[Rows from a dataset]
►

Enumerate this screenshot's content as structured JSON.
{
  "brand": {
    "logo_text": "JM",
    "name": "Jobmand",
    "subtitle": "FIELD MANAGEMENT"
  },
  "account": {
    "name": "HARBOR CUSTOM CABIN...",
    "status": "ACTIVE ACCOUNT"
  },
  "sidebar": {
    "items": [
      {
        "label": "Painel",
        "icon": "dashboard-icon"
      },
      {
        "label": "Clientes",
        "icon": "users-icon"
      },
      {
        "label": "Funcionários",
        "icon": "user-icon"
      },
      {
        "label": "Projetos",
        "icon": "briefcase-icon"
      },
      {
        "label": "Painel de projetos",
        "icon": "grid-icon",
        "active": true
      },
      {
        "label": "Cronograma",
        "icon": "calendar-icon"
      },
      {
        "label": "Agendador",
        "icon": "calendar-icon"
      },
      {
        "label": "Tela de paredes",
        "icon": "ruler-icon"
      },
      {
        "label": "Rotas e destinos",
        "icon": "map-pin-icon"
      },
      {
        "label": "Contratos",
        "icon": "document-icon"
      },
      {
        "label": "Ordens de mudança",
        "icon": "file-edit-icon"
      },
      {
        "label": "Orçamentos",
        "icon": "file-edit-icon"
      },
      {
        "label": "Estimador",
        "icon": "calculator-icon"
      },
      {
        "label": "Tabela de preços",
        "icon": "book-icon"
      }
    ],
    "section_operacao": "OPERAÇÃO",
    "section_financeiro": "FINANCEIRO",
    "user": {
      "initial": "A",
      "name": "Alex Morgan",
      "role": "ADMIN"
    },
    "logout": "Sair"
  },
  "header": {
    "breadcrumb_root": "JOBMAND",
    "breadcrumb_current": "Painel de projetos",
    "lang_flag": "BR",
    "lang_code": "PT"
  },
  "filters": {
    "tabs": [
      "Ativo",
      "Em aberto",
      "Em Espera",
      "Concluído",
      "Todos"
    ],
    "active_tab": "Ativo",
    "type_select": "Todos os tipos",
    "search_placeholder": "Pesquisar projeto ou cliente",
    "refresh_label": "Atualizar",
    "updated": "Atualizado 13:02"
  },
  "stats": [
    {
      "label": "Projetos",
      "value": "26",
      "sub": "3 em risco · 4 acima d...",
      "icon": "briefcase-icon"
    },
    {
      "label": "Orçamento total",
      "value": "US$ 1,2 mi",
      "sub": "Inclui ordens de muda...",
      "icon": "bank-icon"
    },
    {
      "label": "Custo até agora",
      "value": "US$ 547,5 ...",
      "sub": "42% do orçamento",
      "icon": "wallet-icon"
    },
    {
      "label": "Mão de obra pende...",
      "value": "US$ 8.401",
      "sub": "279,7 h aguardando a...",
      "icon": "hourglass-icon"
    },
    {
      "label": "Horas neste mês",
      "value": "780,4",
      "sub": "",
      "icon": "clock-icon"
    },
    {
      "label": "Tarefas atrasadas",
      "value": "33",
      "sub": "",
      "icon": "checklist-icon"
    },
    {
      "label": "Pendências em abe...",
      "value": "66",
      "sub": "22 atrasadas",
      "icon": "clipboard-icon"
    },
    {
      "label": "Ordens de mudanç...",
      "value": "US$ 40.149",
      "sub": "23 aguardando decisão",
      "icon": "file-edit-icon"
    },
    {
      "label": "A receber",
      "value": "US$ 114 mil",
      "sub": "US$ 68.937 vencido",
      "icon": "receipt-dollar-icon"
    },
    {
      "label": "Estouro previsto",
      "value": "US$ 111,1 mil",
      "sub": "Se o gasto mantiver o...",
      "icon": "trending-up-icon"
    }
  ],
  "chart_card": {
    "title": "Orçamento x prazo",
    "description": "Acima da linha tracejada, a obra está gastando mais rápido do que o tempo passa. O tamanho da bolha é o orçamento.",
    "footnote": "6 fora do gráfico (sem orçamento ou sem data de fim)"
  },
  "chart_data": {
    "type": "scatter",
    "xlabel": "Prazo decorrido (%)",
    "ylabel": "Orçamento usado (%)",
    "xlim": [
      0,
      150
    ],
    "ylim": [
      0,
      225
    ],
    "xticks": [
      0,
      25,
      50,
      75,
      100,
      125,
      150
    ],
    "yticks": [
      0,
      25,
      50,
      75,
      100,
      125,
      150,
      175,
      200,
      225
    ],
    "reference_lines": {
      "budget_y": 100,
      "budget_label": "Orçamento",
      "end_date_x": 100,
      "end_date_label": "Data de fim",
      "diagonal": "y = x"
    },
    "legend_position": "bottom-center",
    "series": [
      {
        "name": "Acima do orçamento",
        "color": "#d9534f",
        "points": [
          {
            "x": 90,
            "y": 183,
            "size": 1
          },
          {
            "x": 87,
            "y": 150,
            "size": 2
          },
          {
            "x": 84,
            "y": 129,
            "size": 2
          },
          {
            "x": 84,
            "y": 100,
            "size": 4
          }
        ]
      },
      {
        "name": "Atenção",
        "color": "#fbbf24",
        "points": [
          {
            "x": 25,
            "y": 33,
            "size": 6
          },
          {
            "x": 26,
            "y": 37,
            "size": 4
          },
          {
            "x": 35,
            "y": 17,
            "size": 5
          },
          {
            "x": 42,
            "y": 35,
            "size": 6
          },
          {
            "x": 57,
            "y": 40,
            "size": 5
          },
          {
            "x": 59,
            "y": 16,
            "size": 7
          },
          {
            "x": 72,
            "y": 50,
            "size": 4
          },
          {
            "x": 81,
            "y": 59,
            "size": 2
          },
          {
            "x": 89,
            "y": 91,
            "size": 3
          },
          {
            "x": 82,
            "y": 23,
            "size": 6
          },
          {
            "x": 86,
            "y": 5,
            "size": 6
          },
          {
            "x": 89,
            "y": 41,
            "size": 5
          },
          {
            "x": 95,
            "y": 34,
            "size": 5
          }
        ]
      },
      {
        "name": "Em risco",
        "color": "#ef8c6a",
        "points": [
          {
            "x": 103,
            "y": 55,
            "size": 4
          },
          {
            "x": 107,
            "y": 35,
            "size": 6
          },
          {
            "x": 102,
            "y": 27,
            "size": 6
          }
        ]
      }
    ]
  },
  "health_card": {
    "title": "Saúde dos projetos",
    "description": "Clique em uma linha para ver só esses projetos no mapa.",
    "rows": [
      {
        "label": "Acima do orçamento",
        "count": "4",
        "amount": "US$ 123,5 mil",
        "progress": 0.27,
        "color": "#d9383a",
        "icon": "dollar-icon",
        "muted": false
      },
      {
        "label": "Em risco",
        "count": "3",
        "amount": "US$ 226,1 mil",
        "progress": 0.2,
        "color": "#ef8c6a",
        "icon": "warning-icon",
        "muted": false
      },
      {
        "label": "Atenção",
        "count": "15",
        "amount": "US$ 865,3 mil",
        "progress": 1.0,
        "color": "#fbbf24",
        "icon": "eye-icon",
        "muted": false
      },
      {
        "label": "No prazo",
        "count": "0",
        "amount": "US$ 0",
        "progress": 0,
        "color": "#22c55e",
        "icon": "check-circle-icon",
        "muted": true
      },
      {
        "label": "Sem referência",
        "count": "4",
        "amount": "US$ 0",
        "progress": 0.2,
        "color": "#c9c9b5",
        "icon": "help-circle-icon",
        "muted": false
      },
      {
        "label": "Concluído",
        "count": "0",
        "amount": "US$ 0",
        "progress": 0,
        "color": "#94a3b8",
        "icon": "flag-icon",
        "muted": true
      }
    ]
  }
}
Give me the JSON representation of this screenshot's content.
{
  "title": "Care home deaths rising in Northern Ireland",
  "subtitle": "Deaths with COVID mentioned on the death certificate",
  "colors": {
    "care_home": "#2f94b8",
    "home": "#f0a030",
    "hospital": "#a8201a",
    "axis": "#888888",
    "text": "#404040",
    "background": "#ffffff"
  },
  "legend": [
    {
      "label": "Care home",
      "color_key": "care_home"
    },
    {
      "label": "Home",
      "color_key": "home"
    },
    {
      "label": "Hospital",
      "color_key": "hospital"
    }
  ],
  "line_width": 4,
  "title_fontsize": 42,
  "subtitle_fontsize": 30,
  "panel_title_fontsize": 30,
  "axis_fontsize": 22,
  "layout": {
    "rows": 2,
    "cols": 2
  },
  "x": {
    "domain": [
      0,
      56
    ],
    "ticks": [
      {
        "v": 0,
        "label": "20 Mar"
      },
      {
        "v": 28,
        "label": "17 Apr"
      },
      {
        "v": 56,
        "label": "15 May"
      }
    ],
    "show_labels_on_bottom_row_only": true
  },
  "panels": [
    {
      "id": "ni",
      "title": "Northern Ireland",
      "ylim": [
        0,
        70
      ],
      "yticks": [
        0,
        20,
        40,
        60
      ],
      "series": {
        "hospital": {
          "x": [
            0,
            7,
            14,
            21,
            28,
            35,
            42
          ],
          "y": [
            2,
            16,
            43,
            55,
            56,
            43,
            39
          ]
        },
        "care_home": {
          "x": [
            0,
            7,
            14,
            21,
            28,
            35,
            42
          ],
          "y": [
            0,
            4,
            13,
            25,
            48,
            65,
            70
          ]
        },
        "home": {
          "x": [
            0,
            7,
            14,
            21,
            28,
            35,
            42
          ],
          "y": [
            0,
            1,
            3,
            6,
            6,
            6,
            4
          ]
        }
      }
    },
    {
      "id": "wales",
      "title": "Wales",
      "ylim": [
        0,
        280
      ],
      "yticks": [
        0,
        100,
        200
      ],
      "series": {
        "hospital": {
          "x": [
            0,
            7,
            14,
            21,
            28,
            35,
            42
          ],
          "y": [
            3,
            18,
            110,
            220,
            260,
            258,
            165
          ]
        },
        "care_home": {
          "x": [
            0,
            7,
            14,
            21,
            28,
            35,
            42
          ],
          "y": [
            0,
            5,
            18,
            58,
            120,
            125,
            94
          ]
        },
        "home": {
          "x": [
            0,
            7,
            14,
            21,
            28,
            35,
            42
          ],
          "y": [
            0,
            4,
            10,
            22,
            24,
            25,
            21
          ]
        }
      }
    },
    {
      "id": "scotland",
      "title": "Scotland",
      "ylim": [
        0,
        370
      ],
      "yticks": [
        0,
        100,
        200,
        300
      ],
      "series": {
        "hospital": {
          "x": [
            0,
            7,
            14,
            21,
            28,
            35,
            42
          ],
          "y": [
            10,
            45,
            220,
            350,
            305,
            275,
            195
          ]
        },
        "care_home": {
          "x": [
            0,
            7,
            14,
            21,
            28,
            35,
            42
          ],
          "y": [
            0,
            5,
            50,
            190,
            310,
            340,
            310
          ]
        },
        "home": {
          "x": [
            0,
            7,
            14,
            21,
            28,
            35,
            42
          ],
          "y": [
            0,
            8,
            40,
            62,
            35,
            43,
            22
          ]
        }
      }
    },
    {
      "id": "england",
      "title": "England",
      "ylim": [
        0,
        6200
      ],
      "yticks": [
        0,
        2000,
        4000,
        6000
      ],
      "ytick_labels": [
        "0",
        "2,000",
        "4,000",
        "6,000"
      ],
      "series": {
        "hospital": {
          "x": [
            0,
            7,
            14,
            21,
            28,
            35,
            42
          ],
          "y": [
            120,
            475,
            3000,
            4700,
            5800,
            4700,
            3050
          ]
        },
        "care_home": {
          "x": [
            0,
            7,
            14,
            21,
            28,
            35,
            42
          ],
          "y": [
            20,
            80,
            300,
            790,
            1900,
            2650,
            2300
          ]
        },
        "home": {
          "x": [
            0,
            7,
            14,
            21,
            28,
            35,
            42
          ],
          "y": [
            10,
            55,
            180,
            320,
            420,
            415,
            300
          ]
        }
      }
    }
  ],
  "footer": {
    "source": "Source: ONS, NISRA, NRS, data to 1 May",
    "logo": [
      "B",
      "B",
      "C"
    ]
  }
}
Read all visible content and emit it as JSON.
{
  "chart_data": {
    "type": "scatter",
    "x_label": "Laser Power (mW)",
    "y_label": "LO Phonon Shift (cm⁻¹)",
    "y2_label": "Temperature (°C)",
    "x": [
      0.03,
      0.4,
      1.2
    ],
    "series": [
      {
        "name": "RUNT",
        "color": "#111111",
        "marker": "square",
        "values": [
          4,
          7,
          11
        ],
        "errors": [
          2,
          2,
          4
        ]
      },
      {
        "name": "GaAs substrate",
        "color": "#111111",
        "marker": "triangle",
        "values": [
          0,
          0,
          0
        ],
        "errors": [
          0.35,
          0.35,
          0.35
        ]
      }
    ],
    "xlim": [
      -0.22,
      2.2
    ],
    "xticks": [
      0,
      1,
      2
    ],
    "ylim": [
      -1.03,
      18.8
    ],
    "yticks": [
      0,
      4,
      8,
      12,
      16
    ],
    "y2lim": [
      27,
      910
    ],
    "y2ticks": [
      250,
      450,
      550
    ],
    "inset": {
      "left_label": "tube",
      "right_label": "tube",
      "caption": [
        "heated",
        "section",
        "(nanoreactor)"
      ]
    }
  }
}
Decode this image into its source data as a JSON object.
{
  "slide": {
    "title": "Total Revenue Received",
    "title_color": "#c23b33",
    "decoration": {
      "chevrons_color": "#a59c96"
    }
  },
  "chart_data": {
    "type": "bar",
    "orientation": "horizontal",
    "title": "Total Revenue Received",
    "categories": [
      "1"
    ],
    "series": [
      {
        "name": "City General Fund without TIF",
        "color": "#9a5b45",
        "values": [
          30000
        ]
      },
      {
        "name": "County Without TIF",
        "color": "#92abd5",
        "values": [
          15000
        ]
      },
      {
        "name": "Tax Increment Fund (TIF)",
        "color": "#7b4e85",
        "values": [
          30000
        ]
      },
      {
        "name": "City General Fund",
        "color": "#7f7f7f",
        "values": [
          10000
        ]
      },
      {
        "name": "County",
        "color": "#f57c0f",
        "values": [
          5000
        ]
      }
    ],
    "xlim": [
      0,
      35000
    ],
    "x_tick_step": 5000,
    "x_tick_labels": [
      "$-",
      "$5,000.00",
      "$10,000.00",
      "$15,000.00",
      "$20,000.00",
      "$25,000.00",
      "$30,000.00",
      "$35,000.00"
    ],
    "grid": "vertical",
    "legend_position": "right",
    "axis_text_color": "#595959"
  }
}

◄

Pick out all lines from the data above in which the word "risco" appears.

      "sub": "3 em risco · 4 acima d...",
        "name": "Em risco",
        "label": "Em risco",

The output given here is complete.